- _Problem requirements_
Repeat the lines that follow, leaving nothing out.

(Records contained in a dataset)
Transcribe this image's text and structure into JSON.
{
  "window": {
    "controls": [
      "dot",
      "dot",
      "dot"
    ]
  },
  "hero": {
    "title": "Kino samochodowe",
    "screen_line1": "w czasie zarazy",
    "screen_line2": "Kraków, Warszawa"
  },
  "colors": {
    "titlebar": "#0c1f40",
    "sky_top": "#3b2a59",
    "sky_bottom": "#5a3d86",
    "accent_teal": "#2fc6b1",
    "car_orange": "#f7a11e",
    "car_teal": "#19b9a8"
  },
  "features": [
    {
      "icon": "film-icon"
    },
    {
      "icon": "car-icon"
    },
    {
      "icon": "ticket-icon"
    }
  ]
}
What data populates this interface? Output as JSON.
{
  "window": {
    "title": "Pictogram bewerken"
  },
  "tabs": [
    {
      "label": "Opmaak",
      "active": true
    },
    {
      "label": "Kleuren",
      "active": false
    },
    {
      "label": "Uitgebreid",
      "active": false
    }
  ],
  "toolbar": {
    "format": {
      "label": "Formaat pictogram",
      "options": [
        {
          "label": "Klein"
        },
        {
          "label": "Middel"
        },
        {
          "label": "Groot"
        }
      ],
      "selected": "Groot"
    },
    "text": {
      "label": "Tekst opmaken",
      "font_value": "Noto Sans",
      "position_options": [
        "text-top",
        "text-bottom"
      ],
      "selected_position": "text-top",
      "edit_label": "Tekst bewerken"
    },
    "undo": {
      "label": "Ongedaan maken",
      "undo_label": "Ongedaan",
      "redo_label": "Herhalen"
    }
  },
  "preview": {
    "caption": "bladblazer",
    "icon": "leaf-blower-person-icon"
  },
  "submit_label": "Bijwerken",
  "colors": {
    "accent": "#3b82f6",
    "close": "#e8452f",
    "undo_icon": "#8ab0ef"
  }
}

- _Output for this task_
Transcribe this image's text and structure into JSON.
{
  "window": {
    "controls": [
      "dot",
      "dot",
      "dot"
    ]
  },
  "hero": {
    "title": "Kino samochodowe",
    "screen_line1": "w czasie zarazy",
    "screen_line2": "Kraków, Warszawa"
  },
  "colors": {
    "titlebar": "#0c1f40",
    "sky_top": "#3b2a59",
    "sky_bottom": "#5a3d86",
    "accent_teal": "#2fc6b1",
    "car_orange": "#f7a11e",
    "car_teal": "#19b9a8"
  },
  "features": [
    {
      "icon": "film-icon"
    },
    {
      "icon": "car-icon"
    },
    {
      "icon": "ticket-icon"
    }
  ]
}
What data populates this interface? Output as JSON.
{
  "window": {
    "title": "Pictogram bewerken"
  },
  "tabs": [
    {
      "label": "Opmaak",
      "active": true
    },
    {
      "label": "Kleuren",
      "active": false
    },
    {
      "label": "Uitgebreid",
      "active": false
    }
  ],
  "toolbar": {
    "format": {
      "label": "Formaat pictogram",
      "options": [
        {
          "label": "Klein"
        },
        {
          "label": "Middel"
        },
        {
          "label": "Groot"
        }
      ],
      "selected": "Groot"
    },
    "text": {
      "label": "Tekst opmaken",
      "font_value": "Noto Sans",
      "position_options": [
        "text-top",
        "text-bottom"
      ],
      "selected_position": "text-top",
      "edit_label": "Tekst bewerken"
    },
    "undo": {
      "label": "Ongedaan maken",
      "undo_label": "Ongedaan",
      "redo_label": "Herhalen"
    }
  },
  "preview": {
    "caption": "bladblazer",
    "icon": "leaf-blower-person-icon"
  },
  "submit_label": "Bijwerken",
  "colors": {
    "accent": "#3b82f6",
    "close": "#e8452f",
    "undo_icon": "#8ab0ef"
  }
}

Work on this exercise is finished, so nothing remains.